[Start INPUT DATA]

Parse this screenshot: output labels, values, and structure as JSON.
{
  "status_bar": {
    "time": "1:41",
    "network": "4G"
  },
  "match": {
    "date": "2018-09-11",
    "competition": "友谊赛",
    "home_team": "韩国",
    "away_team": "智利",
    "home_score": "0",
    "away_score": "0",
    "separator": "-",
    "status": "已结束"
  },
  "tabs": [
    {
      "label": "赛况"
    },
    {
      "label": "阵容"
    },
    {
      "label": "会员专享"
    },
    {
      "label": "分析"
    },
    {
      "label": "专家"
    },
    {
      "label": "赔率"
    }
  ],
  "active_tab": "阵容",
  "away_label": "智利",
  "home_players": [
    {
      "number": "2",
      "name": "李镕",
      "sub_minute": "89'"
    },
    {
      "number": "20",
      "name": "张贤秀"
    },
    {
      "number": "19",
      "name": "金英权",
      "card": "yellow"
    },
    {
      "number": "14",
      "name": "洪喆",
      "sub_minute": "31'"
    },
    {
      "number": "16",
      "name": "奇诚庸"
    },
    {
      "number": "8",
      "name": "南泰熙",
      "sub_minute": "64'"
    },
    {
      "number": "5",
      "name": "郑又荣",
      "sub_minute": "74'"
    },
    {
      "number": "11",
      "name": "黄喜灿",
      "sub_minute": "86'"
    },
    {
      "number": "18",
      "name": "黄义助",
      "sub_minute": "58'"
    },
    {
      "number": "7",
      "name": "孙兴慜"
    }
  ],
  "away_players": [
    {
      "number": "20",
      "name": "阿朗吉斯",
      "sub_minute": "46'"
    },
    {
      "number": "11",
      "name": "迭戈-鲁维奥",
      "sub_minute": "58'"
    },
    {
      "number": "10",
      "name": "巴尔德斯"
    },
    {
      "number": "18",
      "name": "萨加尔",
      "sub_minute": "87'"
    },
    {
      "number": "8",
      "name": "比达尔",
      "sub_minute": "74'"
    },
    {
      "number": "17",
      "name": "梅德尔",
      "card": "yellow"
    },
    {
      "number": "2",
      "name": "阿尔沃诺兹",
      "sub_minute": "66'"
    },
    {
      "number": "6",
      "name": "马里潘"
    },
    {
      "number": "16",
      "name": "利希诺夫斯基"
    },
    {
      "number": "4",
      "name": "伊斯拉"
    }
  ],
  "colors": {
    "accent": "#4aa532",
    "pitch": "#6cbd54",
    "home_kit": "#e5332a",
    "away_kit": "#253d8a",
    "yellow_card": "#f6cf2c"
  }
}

[End INPUT DATA]
[Start INPUT DATA]

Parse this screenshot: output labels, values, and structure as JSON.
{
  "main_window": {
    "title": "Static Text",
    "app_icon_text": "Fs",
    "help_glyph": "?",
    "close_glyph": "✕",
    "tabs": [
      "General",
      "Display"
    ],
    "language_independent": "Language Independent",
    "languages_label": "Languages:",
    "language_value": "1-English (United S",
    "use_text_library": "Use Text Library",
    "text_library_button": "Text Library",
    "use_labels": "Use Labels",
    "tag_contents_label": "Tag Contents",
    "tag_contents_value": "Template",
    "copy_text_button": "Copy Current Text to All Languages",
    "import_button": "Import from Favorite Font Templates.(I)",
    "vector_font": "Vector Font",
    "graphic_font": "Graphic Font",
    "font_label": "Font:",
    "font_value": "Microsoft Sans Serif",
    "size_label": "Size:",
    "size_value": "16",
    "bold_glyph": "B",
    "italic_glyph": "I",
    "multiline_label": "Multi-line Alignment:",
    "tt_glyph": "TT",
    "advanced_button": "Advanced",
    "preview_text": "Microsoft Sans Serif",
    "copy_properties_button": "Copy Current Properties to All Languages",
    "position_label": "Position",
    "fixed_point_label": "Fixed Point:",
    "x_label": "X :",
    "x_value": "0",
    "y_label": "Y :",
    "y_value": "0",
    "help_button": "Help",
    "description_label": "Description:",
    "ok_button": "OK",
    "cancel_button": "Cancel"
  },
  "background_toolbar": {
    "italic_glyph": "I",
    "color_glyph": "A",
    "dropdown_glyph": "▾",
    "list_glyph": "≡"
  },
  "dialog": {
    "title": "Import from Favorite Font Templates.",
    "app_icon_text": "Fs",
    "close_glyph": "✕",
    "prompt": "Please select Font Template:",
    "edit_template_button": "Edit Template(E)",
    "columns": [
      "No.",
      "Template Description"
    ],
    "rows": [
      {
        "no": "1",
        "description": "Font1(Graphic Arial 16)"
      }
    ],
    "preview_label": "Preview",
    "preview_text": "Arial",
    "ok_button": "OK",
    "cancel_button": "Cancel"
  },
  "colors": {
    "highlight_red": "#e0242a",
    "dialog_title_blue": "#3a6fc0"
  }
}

[End INPUT DATA]
[Start INPUT DATA]

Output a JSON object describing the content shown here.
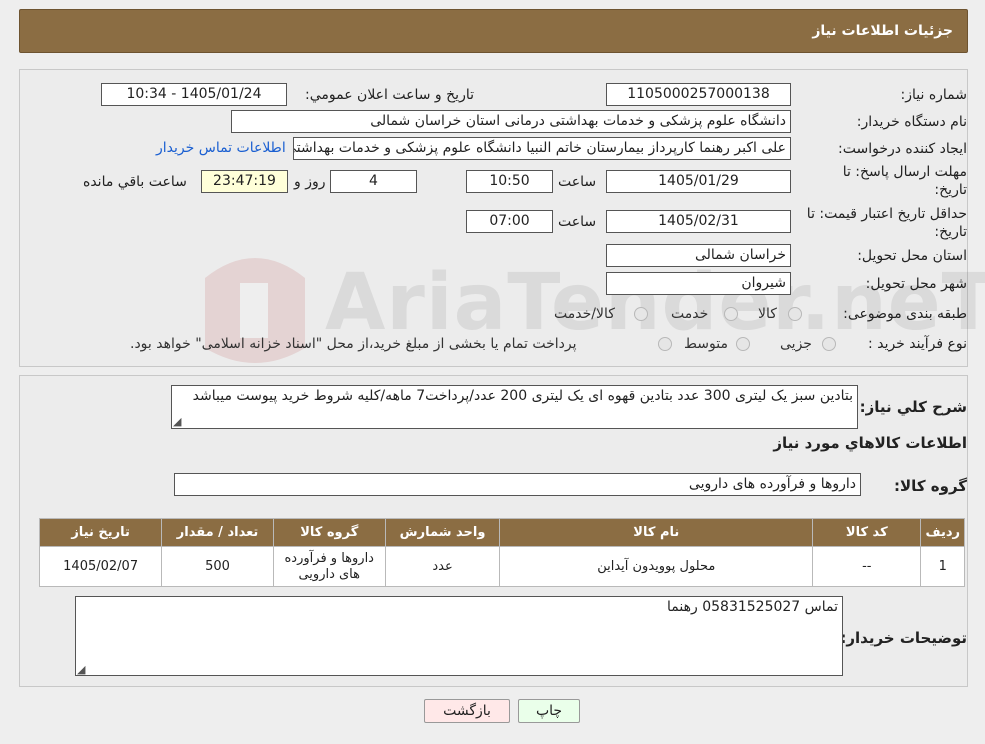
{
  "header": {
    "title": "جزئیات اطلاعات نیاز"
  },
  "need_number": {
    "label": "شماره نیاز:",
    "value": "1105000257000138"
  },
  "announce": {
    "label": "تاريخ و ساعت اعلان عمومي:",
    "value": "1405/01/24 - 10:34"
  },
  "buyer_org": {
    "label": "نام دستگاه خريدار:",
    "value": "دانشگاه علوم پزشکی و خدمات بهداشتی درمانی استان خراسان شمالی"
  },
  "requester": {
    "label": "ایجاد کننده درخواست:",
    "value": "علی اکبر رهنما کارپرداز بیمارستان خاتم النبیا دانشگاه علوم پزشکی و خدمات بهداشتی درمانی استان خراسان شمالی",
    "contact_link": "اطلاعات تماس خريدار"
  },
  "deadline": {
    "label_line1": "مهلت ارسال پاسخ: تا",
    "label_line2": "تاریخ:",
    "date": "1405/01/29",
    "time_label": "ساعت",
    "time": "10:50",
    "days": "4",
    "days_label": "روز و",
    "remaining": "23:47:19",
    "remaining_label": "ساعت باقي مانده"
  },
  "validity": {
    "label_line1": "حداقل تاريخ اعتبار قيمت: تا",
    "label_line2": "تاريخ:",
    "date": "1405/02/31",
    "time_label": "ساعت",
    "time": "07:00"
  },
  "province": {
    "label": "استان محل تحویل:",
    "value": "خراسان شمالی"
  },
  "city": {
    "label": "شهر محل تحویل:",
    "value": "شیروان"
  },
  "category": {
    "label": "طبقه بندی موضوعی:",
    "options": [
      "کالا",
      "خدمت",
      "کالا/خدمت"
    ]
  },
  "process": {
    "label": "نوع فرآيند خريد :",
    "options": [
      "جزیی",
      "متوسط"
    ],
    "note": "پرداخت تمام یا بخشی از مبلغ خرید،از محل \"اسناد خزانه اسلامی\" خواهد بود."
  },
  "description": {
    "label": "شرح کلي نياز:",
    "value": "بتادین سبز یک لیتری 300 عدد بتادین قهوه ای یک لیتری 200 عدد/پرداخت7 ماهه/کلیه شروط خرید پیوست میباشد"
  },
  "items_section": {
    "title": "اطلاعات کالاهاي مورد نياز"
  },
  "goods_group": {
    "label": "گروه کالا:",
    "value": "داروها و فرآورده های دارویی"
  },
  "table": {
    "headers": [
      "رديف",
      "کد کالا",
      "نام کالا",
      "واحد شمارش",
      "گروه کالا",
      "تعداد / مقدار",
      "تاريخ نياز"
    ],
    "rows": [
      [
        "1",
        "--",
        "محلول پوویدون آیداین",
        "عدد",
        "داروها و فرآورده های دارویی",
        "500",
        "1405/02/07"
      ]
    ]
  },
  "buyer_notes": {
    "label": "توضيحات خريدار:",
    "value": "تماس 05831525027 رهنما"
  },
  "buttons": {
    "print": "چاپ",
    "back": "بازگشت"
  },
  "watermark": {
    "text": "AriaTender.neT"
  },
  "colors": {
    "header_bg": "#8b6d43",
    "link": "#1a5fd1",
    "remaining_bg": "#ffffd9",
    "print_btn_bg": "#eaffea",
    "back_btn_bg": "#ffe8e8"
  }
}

[End INPUT DATA]

TO DO: Search the data for "پزشکی". Copy every matching line.

EXERCISE RESULT:
    "value": "دانشگاه علوم پزشکی و خدمات بهداشتی درمانی استان خراسان شمالی"
    "value": "علی اکبر رهنما کارپرداز بیمارستان خاتم النبیا دانشگاه علوم پزشکی و خدمات بهداشتی درمانی استان خراسان شمالی",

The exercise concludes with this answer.